>>>

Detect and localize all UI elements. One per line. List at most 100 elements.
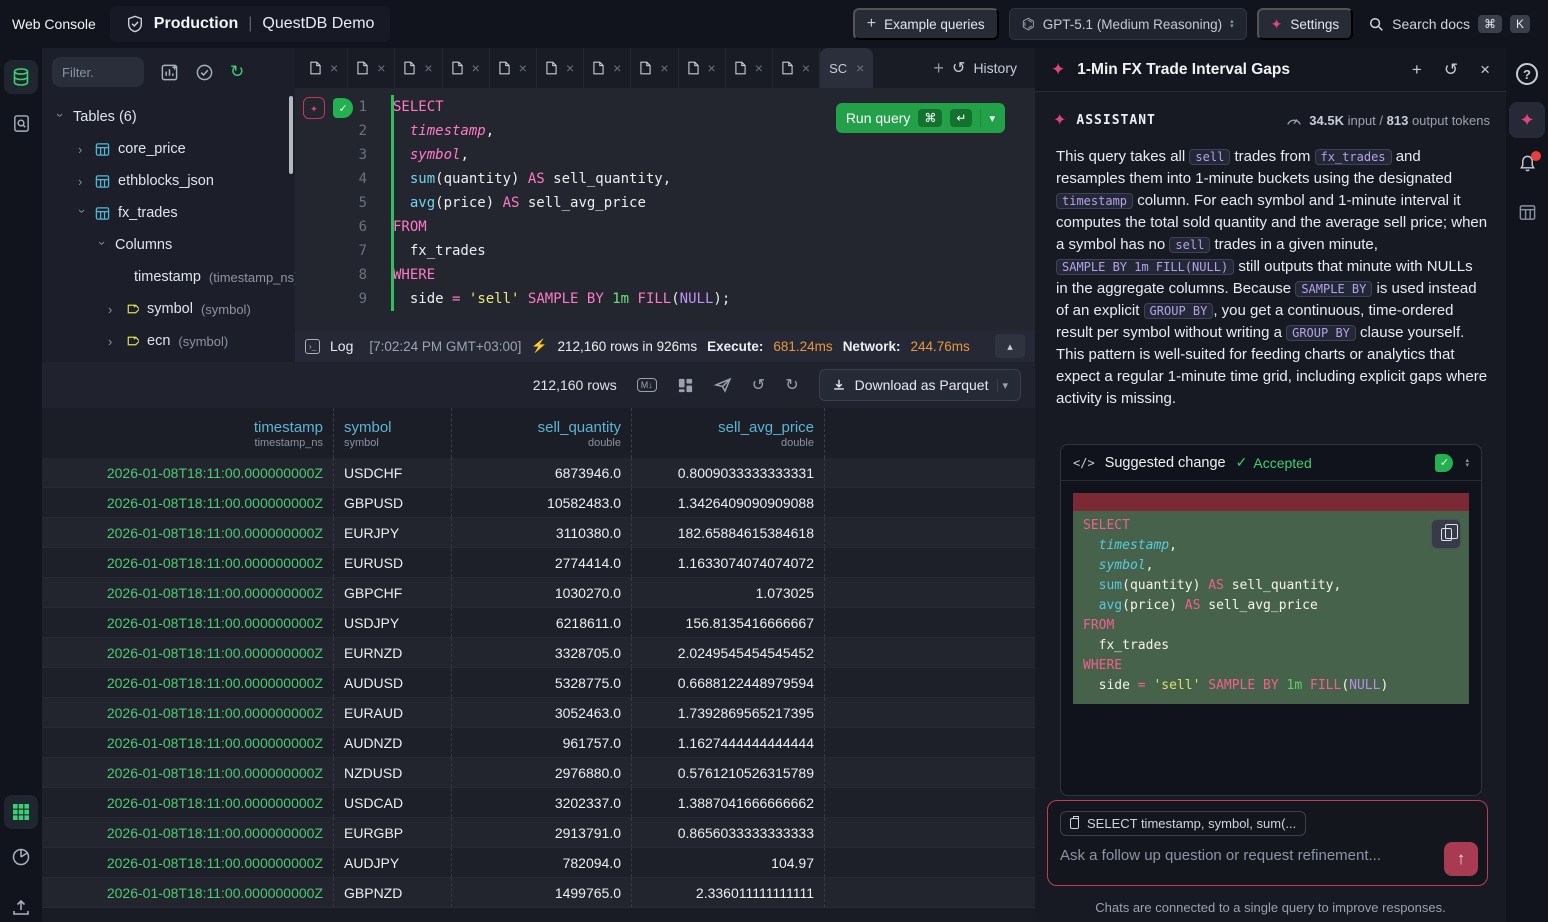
ai-panel-button[interactable]: ✦	[1509, 102, 1545, 138]
tree-table-ethblocks-json[interactable]: › ethblocks_json	[42, 165, 295, 197]
expand-icon[interactable]: ▴▾	[1465, 458, 1469, 468]
grid-view-button[interactable]	[4, 795, 38, 829]
export-button[interactable]	[714, 376, 732, 394]
help-button[interactable]: ?	[1509, 56, 1545, 92]
close-icon[interactable]: ×	[613, 60, 621, 76]
instance-selector[interactable]: Production | QuestDB Demo	[110, 6, 391, 42]
tree-column-symbol[interactable]: › symbol (symbol)	[42, 293, 295, 325]
table-row[interactable]: 2026-01-08T18:11:00.000000000ZEURAUD3052…	[42, 698, 1035, 728]
table-row[interactable]: 2026-01-08T18:11:00.000000000ZUSDCAD3202…	[42, 788, 1035, 818]
table-row[interactable]: 2026-01-08T18:11:00.000000000ZAUDNZD9617…	[42, 728, 1035, 758]
editor-tab[interactable]: ×	[631, 48, 678, 88]
table-row[interactable]: 2026-01-08T18:11:00.000000000ZEURUSD2774…	[42, 548, 1035, 578]
close-icon[interactable]: ×	[708, 60, 716, 76]
chevron-down-icon[interactable]: ▾	[989, 112, 995, 125]
tree-root-tables[interactable]: › Tables (6)	[42, 101, 295, 133]
example-queries-button[interactable]: + Example queries	[853, 8, 999, 40]
close-icon[interactable]: ×	[660, 60, 668, 76]
layout-button[interactable]	[677, 377, 694, 394]
table-row[interactable]: 2026-01-08T18:11:00.000000000ZGBPNZD1499…	[42, 878, 1035, 908]
table-row[interactable]: 2026-01-08T18:11:00.000000000ZEURJPY3110…	[42, 518, 1035, 548]
editor-tab[interactable]: ×	[395, 48, 442, 88]
close-icon[interactable]: ×	[330, 60, 338, 76]
table-row[interactable]: 2026-01-08T18:11:00.000000000ZAUDJPY7820…	[42, 848, 1035, 878]
chevron-down-icon[interactable]: ▾	[997, 379, 1008, 392]
query-log-button[interactable]	[4, 106, 38, 140]
close-icon[interactable]: ×	[424, 60, 432, 76]
import-button[interactable]	[4, 891, 38, 922]
followup-input-box[interactable]: SELECT timestamp, symbol, sum(... ↑	[1047, 800, 1488, 886]
active-editor-tab[interactable]: SC ×	[820, 48, 873, 88]
refresh-grid-button[interactable]: ↻	[785, 375, 798, 395]
editor-tab[interactable]: ×	[726, 48, 773, 88]
editor-tab[interactable]: ×	[679, 48, 726, 88]
table-row[interactable]: 2026-01-08T18:11:00.000000000ZUSDJPY6218…	[42, 608, 1035, 638]
sidebar-scrollbar[interactable]	[289, 96, 293, 174]
code-line[interactable]: 3 symbol,	[295, 143, 1035, 167]
code-line[interactable]: 9 side = 'sell' SAMPLE BY 1m FILL(NULL);	[295, 287, 1035, 311]
code-line[interactable]: 8WHERE	[295, 263, 1035, 287]
run-query-button[interactable]: Run query ⌘ ↵ ▾	[836, 103, 1005, 133]
tree-column-ecn[interactable]: › ecn (symbol)	[42, 325, 295, 357]
tree-table-core-price[interactable]: › core_price	[42, 133, 295, 165]
notifications-button[interactable]	[1509, 148, 1545, 184]
close-icon[interactable]: ×	[377, 60, 385, 76]
followup-input[interactable]	[1060, 847, 1420, 864]
column-header-sell-quantity[interactable]: sell_quantitydouble	[452, 408, 632, 458]
model-selector[interactable]: ⌬ GPT-5.1 (Medium Reasoning) ▴▾	[1009, 8, 1247, 40]
new-chat-button[interactable]: +	[1412, 60, 1422, 80]
sql-editor[interactable]: ✦ ✓ 1SELECT2 timestamp,3 symbol,4 sum(qu…	[295, 88, 1035, 330]
chart-view-button[interactable]	[4, 840, 38, 874]
close-icon[interactable]: ×	[472, 60, 480, 76]
code-line[interactable]: 7 fx_trades	[295, 239, 1035, 263]
table-row[interactable]: 2026-01-08T18:11:00.000000000ZGBPUSD1058…	[42, 488, 1035, 518]
close-icon[interactable]: ×	[856, 60, 864, 76]
table-row[interactable]: 2026-01-08T18:11:00.000000000ZGBPCHF1030…	[42, 578, 1035, 608]
rerun-button[interactable]: ↺	[752, 375, 765, 395]
ai-assist-icon[interactable]: ✦	[303, 97, 325, 119]
copy-code-button[interactable]	[1431, 519, 1461, 549]
close-chat-button[interactable]: ×	[1480, 60, 1490, 80]
close-icon[interactable]: ×	[802, 60, 810, 76]
code-line[interactable]: 4 sum(quantity) AS sell_quantity,	[295, 167, 1035, 191]
copy-markdown-button[interactable]: M↓	[637, 378, 657, 392]
new-tab-button[interactable]: +	[933, 58, 944, 79]
settings-button[interactable]: ✦ Settings	[1257, 8, 1354, 40]
refresh-tables-button[interactable]: ↻	[230, 62, 244, 82]
code-line[interactable]: 6FROM	[295, 215, 1035, 239]
table-row[interactable]: 2026-01-08T18:11:00.000000000ZEURNZD3328…	[42, 638, 1035, 668]
code-line[interactable]: 5 avg(price) AS sell_avg_price	[295, 191, 1035, 215]
editor-tab[interactable]: ×	[348, 48, 395, 88]
tree-table-fx-trades[interactable]: › fx_trades	[42, 197, 295, 229]
table-row[interactable]: 2026-01-08T18:11:00.000000000ZUSDCHF6873…	[42, 458, 1035, 488]
editor-tab[interactable]: ×	[584, 48, 631, 88]
editor-tab[interactable]: ×	[773, 48, 820, 88]
select-tables-button[interactable]	[195, 63, 214, 82]
close-icon[interactable]: ×	[755, 60, 763, 76]
editor-tab[interactable]: ×	[537, 48, 584, 88]
search-docs[interactable]: Search docs ⌘ K	[1363, 15, 1536, 33]
table-row[interactable]: 2026-01-08T18:11:00.000000000ZEURGBP2913…	[42, 818, 1035, 848]
column-header-timestamp[interactable]: timestamptimestamp_ns	[42, 408, 334, 458]
download-parquet-button[interactable]: Download as Parquet ▾	[819, 369, 1021, 401]
collapse-log-button[interactable]: ▴	[995, 334, 1025, 358]
add-matview-button[interactable]	[160, 63, 179, 82]
close-icon[interactable]: ×	[519, 60, 527, 76]
close-icon[interactable]: ×	[566, 60, 574, 76]
tree-column-timestamp[interactable]: timestamp (timestamp_ns)	[42, 261, 295, 293]
table-row[interactable]: 2026-01-08T18:11:00.000000000ZAUDUSD5328…	[42, 668, 1035, 698]
editor-tab[interactable]: ×	[490, 48, 537, 88]
table-row[interactable]: 2026-01-08T18:11:00.000000000ZNZDUSD2976…	[42, 758, 1035, 788]
filter-input[interactable]	[52, 57, 144, 87]
editor-tab[interactable]: ×	[443, 48, 490, 88]
chat-history-button[interactable]: ↺	[1444, 60, 1458, 80]
column-header-symbol[interactable]: symbolsymbol	[334, 408, 452, 458]
schema-panel-button[interactable]	[1509, 194, 1545, 230]
editor-tab[interactable]: ×	[301, 48, 348, 88]
query-context-chip[interactable]: SELECT timestamp, symbol, sum(...	[1060, 811, 1306, 836]
tables-panel-button[interactable]	[4, 60, 38, 94]
history-button[interactable]: ↺ History	[952, 58, 1017, 78]
column-header-sell-avg-price[interactable]: sell_avg_pricedouble	[632, 408, 825, 458]
tree-columns-group[interactable]: › Columns	[42, 229, 295, 261]
send-button[interactable]: ↑	[1444, 842, 1478, 876]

<<<

— What to do —
Copy out every line, unchanged, from the one containing "102, 1545, 138]" down to the one containing "tree-column-symbol[interactable]: › symbol", with both of those lines included.

— The reply —
ai-panel-button[interactable]: ✦	[1509, 102, 1545, 138]
tree-table-ethblocks-json[interactable]: › ethblocks_json	[42, 165, 295, 197]
expand-icon[interactable]: ▴▾	[1465, 458, 1469, 468]
grid-view-button[interactable]	[4, 795, 38, 829]
export-button[interactable]	[714, 376, 732, 394]
help-button[interactable]: ?	[1509, 56, 1545, 92]
close-icon[interactable]: ×	[613, 60, 621, 76]
instance-selector[interactable]: Production | QuestDB Demo	[110, 6, 391, 42]
tree-column-symbol[interactable]: › symbol (symbol)	[42, 293, 295, 325]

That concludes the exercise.